■ **Exercise brief**: Only a number is wanted. Count the lines holding the string "名古屋市".

■ **Excerpted records**:
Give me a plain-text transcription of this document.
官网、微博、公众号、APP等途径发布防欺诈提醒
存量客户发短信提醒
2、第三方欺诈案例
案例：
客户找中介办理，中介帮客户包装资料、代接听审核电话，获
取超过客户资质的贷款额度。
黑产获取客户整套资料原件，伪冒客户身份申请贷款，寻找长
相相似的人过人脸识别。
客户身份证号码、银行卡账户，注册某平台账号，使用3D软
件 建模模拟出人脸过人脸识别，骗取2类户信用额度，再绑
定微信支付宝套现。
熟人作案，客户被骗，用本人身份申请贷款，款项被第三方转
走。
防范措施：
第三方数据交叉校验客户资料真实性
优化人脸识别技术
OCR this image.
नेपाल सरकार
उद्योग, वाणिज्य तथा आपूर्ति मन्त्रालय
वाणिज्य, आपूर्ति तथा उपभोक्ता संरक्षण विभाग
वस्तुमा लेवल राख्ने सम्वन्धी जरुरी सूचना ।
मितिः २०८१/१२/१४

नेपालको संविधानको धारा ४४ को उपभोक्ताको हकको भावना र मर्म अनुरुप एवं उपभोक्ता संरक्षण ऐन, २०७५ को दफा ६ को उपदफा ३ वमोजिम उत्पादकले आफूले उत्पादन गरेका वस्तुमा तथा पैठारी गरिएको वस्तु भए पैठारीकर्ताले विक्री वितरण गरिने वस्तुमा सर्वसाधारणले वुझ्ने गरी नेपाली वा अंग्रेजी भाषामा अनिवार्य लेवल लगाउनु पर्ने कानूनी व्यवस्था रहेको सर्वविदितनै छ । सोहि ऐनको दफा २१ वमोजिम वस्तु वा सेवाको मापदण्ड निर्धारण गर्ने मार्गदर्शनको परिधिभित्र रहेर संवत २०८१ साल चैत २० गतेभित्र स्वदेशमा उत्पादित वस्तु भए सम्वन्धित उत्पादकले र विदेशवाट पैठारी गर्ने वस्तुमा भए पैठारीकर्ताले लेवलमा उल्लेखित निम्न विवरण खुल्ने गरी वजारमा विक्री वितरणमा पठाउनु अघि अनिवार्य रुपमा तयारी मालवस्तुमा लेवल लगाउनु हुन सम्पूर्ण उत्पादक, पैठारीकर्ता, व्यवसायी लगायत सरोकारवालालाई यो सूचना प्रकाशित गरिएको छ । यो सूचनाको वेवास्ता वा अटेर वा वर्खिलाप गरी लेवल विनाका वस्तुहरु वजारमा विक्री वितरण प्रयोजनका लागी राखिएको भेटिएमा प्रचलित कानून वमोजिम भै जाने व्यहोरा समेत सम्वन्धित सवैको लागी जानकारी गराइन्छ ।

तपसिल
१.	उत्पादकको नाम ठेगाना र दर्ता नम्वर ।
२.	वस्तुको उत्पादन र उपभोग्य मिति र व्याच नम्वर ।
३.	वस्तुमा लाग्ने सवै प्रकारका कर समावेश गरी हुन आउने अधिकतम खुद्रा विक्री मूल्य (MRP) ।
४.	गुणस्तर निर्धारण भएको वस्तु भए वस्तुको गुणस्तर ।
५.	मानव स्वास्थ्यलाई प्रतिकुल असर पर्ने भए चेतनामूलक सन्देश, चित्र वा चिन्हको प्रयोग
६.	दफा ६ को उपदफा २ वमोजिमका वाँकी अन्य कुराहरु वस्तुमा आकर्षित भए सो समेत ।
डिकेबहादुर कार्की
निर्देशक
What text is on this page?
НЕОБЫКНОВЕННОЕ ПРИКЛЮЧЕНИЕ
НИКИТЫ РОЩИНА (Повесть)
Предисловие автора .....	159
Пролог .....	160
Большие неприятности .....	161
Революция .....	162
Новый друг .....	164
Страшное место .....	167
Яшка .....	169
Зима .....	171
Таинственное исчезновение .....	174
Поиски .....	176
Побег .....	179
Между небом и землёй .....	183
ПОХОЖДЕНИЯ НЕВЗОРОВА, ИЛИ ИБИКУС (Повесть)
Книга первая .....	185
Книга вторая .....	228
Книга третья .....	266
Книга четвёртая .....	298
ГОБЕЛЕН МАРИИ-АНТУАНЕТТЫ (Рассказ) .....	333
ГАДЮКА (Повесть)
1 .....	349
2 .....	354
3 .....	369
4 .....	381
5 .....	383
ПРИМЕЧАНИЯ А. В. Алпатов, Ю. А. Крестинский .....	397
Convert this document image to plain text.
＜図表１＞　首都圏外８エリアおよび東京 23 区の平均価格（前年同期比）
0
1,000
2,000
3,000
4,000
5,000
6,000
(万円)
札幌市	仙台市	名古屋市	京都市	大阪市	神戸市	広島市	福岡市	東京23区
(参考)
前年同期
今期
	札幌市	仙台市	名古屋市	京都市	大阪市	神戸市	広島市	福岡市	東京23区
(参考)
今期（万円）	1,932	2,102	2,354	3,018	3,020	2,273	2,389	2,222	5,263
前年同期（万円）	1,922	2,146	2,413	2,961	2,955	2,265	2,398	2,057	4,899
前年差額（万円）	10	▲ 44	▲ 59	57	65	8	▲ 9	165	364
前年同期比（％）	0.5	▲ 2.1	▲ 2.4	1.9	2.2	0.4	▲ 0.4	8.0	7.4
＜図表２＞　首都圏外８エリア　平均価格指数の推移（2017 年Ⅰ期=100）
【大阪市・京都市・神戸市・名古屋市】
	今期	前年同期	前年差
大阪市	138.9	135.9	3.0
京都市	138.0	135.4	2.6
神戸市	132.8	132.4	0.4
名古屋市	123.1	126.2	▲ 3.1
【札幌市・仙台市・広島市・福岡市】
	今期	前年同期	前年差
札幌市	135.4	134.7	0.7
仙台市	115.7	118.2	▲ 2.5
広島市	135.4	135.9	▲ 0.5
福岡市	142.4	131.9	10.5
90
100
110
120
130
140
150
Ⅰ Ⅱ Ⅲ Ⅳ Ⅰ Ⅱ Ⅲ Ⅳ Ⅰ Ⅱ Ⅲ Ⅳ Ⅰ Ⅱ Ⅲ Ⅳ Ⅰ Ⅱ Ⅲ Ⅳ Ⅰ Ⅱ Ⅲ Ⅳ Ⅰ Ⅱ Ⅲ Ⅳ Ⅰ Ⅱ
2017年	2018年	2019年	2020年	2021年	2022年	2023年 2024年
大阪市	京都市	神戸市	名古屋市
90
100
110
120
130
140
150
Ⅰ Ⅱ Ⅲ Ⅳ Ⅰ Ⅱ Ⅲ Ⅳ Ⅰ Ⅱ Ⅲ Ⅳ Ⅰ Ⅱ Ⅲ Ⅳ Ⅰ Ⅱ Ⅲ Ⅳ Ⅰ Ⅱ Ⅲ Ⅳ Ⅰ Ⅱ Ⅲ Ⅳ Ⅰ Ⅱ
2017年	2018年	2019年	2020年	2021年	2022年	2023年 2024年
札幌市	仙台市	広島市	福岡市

■ **Result**: 5